Instructions to follow:
Count the lines in the records below that contain the word "note", and reply with only that number.

Records excerpted from a collection
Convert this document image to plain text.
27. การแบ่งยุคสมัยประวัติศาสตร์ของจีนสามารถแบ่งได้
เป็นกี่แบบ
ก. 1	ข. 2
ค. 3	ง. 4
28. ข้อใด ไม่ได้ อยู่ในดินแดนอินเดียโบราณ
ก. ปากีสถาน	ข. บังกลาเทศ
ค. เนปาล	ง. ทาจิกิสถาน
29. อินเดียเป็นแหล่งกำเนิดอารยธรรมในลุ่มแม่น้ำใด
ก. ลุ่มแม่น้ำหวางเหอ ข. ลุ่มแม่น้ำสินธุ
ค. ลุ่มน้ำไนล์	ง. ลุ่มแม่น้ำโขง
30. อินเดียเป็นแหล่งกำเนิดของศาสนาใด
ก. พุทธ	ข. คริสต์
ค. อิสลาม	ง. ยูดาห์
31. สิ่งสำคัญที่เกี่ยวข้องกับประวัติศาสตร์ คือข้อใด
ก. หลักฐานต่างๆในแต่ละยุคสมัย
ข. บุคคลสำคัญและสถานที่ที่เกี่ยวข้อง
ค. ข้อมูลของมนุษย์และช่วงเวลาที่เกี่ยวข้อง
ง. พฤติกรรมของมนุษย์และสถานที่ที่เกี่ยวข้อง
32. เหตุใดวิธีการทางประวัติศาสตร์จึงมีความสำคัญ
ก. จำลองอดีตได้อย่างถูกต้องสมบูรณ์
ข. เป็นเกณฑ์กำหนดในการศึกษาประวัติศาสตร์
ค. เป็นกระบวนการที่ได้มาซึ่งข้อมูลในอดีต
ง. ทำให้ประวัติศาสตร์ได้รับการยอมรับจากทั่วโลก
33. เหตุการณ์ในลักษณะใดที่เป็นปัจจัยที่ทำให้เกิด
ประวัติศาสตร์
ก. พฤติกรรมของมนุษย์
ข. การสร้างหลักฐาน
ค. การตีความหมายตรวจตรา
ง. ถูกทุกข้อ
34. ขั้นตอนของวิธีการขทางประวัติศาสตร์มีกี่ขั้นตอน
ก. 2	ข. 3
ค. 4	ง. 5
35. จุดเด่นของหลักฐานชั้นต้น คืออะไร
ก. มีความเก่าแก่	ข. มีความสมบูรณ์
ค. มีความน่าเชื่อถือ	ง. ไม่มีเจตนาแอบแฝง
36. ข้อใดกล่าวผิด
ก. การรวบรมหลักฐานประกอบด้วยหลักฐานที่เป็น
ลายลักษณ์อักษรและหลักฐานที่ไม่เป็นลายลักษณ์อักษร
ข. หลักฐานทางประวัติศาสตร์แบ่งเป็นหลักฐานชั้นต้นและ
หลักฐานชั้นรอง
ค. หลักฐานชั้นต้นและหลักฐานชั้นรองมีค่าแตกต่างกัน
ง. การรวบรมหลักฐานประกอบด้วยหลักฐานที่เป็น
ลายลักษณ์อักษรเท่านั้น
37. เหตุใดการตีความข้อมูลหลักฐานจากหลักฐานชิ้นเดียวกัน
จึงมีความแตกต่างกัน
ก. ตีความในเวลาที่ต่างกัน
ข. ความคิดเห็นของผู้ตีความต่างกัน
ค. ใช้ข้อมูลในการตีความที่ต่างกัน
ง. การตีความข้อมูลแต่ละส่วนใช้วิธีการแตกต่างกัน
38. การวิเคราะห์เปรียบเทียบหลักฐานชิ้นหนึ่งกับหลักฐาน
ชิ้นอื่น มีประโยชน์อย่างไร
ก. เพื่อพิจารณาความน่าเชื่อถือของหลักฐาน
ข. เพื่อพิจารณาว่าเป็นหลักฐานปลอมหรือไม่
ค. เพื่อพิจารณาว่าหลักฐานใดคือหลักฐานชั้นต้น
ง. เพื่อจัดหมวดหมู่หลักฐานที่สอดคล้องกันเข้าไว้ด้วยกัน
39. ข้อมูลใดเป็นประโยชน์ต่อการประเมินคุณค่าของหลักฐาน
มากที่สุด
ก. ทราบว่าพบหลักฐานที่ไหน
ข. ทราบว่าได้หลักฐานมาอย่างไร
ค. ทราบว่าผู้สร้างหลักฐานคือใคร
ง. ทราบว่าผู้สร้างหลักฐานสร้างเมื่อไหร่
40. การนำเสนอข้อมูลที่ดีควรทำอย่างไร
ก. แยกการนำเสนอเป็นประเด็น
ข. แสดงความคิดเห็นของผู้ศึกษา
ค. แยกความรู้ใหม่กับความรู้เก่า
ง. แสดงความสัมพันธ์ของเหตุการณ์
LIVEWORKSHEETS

--

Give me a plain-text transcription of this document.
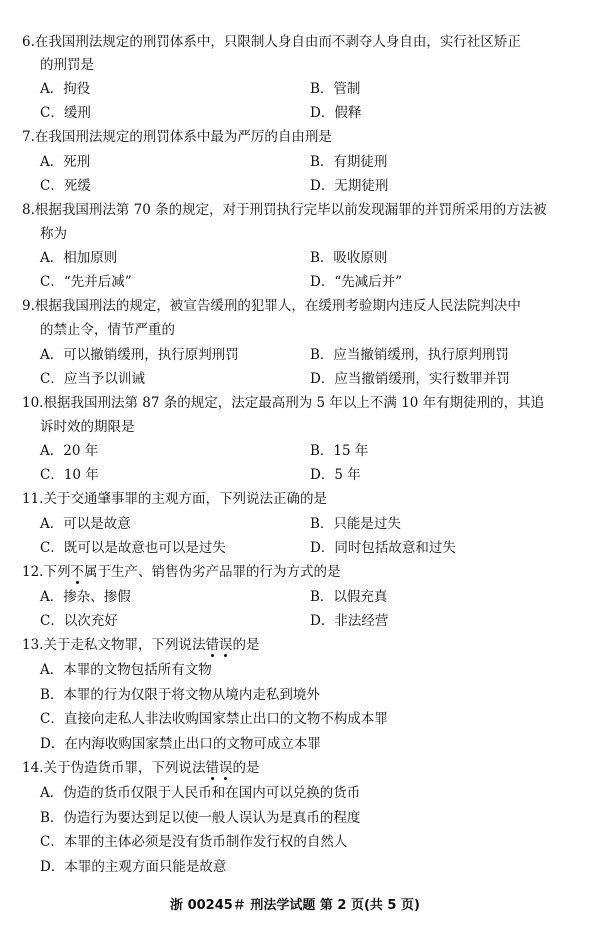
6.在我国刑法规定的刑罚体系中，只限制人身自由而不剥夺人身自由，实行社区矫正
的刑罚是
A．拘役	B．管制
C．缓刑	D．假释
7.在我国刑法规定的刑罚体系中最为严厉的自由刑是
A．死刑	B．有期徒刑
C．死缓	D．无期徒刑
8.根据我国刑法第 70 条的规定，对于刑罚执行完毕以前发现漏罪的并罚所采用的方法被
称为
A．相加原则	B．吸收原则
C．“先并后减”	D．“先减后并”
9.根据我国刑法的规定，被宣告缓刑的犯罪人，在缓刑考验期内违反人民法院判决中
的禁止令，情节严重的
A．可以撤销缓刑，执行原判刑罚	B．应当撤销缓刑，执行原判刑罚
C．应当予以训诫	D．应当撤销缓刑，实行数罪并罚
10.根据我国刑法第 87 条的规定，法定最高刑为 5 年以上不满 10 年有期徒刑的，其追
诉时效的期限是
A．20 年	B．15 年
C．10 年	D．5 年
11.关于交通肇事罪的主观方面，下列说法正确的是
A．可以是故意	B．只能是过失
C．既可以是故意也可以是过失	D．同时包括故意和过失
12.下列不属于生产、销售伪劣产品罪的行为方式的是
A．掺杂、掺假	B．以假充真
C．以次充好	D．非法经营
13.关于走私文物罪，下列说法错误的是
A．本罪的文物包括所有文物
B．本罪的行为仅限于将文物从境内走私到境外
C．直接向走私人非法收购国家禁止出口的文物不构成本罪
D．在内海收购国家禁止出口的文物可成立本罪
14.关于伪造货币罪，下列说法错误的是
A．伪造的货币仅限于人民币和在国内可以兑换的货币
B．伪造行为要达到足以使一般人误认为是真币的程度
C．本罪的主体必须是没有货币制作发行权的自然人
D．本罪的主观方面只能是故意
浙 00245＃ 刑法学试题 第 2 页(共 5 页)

--

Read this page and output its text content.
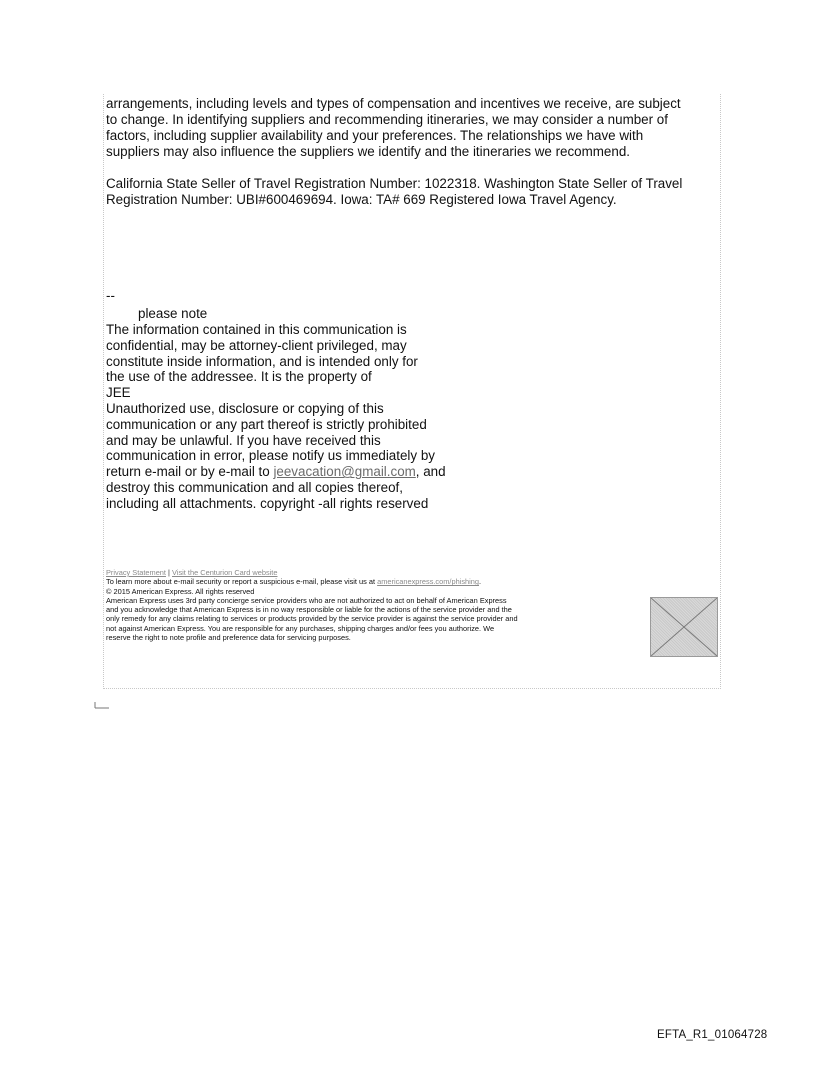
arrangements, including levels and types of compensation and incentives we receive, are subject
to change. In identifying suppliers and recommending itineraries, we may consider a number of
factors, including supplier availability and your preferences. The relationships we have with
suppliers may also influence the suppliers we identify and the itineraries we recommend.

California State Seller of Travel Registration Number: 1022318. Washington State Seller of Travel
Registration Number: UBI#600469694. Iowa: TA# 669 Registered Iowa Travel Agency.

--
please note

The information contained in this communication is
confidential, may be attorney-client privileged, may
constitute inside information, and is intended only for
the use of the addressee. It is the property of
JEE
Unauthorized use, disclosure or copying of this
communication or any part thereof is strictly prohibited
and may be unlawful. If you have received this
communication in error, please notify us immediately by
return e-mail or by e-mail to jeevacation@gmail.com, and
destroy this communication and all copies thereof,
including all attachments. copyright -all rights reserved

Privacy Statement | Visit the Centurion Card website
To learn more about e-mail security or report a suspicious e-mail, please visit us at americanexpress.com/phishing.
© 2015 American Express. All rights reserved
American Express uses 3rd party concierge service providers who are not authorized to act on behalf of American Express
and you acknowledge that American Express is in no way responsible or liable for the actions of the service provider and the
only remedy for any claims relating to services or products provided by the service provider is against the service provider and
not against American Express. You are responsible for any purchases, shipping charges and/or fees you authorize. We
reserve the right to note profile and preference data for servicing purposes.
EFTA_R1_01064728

Exercise result:
2